#### What you are asked to do:
Print each line exactly as it is given.

----- Entries provided

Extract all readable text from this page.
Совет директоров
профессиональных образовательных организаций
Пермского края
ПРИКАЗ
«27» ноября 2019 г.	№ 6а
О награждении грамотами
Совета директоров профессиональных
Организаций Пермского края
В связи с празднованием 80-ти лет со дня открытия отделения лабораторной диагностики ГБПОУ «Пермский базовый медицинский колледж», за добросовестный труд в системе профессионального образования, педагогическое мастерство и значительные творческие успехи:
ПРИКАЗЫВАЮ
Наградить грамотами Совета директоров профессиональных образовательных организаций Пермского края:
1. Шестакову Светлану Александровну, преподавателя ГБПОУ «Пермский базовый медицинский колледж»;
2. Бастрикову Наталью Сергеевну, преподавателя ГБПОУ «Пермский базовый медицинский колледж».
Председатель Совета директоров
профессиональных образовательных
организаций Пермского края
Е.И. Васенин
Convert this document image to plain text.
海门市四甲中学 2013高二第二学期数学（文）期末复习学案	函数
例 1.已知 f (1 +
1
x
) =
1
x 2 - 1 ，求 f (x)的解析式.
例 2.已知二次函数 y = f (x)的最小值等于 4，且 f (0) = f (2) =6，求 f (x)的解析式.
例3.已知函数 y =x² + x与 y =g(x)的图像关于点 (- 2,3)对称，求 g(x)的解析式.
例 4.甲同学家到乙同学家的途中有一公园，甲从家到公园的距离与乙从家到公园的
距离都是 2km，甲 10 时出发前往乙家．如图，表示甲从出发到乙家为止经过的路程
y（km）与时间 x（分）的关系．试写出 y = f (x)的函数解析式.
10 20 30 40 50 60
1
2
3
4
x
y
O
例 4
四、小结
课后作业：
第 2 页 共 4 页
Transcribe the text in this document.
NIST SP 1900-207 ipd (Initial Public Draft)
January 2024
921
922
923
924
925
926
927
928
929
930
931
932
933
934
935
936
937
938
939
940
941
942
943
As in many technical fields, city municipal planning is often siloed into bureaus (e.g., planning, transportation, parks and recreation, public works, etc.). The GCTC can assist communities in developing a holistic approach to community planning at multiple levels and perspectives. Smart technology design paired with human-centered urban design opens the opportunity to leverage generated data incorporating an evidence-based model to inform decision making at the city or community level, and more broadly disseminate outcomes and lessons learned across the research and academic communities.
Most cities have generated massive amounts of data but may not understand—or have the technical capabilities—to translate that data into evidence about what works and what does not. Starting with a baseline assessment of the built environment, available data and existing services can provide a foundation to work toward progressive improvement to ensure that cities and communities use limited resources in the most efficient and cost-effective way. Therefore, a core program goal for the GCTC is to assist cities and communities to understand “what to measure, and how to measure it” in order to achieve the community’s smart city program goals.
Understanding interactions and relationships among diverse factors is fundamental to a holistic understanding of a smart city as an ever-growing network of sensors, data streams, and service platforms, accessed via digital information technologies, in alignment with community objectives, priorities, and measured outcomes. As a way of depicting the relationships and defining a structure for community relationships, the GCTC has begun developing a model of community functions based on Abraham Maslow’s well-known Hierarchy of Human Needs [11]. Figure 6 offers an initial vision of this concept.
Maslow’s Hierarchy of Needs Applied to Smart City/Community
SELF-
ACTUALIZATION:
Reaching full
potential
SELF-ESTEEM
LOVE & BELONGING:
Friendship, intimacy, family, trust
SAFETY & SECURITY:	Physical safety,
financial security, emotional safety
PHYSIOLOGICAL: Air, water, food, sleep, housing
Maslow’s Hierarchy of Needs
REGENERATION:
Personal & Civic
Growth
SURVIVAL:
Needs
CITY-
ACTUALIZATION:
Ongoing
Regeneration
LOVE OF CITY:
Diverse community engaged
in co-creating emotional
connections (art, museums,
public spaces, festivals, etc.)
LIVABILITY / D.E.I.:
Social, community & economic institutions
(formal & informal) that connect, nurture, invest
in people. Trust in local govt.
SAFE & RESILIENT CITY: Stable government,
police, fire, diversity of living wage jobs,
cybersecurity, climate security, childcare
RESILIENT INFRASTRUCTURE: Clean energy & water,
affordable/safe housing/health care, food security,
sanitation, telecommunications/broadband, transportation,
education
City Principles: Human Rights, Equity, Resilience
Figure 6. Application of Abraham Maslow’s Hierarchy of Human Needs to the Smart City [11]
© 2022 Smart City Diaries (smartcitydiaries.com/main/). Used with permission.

----------

#### Result:
Extract all readable text from this page.
Совет директоров
профессиональных образовательных организаций
Пермского края
ПРИКАЗ
«27» ноября 2019 г.	№ 6а
О награждении грамотами
Совета директоров профессиональных
Организаций Пермского края
В связи с празднованием 80-ти лет со дня открытия отделения лабораторной диагностики ГБПОУ «Пермский базовый медицинский колледж», за добросовестный труд в системе профессионального образования, педагогическое мастерство и значительные творческие успехи:
ПРИКАЗЫВАЮ
Наградить грамотами Совета директоров профессиональных образовательных организаций Пермского края:
1. Шестакову Светлану Александровну, преподавателя ГБПОУ «Пермский базовый медицинский колледж»;
2. Бастрикову Наталью Сергеевну, преподавателя ГБПОУ «Пермский базовый медицинский колледж».
Председатель Совета директоров
профессиональных образовательных
организаций Пермского края
Е.И. Васенин
Convert this document image to plain text.
海门市四甲中学 2013高二第二学期数学（文）期末复习学案	函数
例 1.已知 f (1 +
1
x
) =
1
x 2 - 1 ，求 f (x)的解析式.
例 2.已知二次函数 y = f (x)的最小值等于 4，且 f (0) = f (2) =6，求 f (x)的解析式.
例3.已知函数 y =x² + x与 y =g(x)的图像关于点 (- 2,3)对称，求 g(x)的解析式.
例 4.甲同学家到乙同学家的途中有一公园，甲从家到公园的距离与乙从家到公园的
距离都是 2km，甲 10 时出发前往乙家．如图，表示甲从出发到乙家为止经过的路程
y（km）与时间 x（分）的关系．试写出 y = f (x)的函数解析式.
10 20 30 40 50 60
1
2
3
4
x
y
O
例 4
四、小结
课后作业：
第 2 页 共 4 页
Transcribe the text in this document.
NIST SP 1900-207 ipd (Initial Public Draft)
January 2024
921
922
923
924
925
926
927
928
929
930
931
932
933
934
935
936
937
938
939
940
941
942
943
As in many technical fields, city municipal planning is often siloed into bureaus (e.g., planning, transportation, parks and recreation, public works, etc.). The GCTC can assist communities in developing a holistic approach to community planning at multiple levels and perspectives. Smart technology design paired with human-centered urban design opens the opportunity to leverage generated data incorporating an evidence-based model to inform decision making at the city or community level, and more broadly disseminate outcomes and lessons learned across the research and academic communities.
Most cities have generated massive amounts of data but may not understand—or have the technical capabilities—to translate that data into evidence about what works and what does not. Starting with a baseline assessment of the built environment, available data and existing services can provide a foundation to work toward progressive improvement to ensure that cities and communities use limited resources in the most efficient and cost-effective way. Therefore, a core program goal for the GCTC is to assist cities and communities to understand “what to measure, and how to measure it” in order to achieve the community’s smart city program goals.
Understanding interactions and relationships among diverse factors is fundamental to a holistic understanding of a smart city as an ever-growing network of sensors, data streams, and service platforms, accessed via digital information technologies, in alignment with community objectives, priorities, and measured outcomes. As a way of depicting the relationships and defining a structure for community relationships, the GCTC has begun developing a model of community functions based on Abraham Maslow’s well-known Hierarchy of Human Needs [11]. Figure 6 offers an initial vision of this concept.
Maslow’s Hierarchy of Needs Applied to Smart City/Community
SELF-
ACTUALIZATION:
Reaching full
potential
SELF-ESTEEM
LOVE & BELONGING:
Friendship, intimacy, family, trust
SAFETY & SECURITY:	Physical safety,
financial security, emotional safety
PHYSIOLOGICAL: Air, water, food, sleep, housing
Maslow’s Hierarchy of Needs
REGENERATION:
Personal & Civic
Growth
SURVIVAL:
Needs
CITY-
ACTUALIZATION:
Ongoing
Regeneration
LOVE OF CITY:
Diverse community engaged
in co-creating emotional
connections (art, museums,
public spaces, festivals, etc.)
LIVABILITY / D.E.I.:
Social, community & economic institutions
(formal & informal) that connect, nurture, invest
in people. Trust in local govt.
SAFE & RESILIENT CITY: Stable government,
police, fire, diversity of living wage jobs,
cybersecurity, climate security, childcare
RESILIENT INFRASTRUCTURE: Clean energy & water,
affordable/safe housing/health care, food security,
sanitation, telecommunications/broadband, transportation,
education
City Principles: Human Rights, Equity, Resilience
Figure 6. Application of Abraham Maslow’s Hierarchy of Human Needs to the Smart City [11]
© 2022 Smart City Diaries (smartcitydiaries.com/main/). Used with permission.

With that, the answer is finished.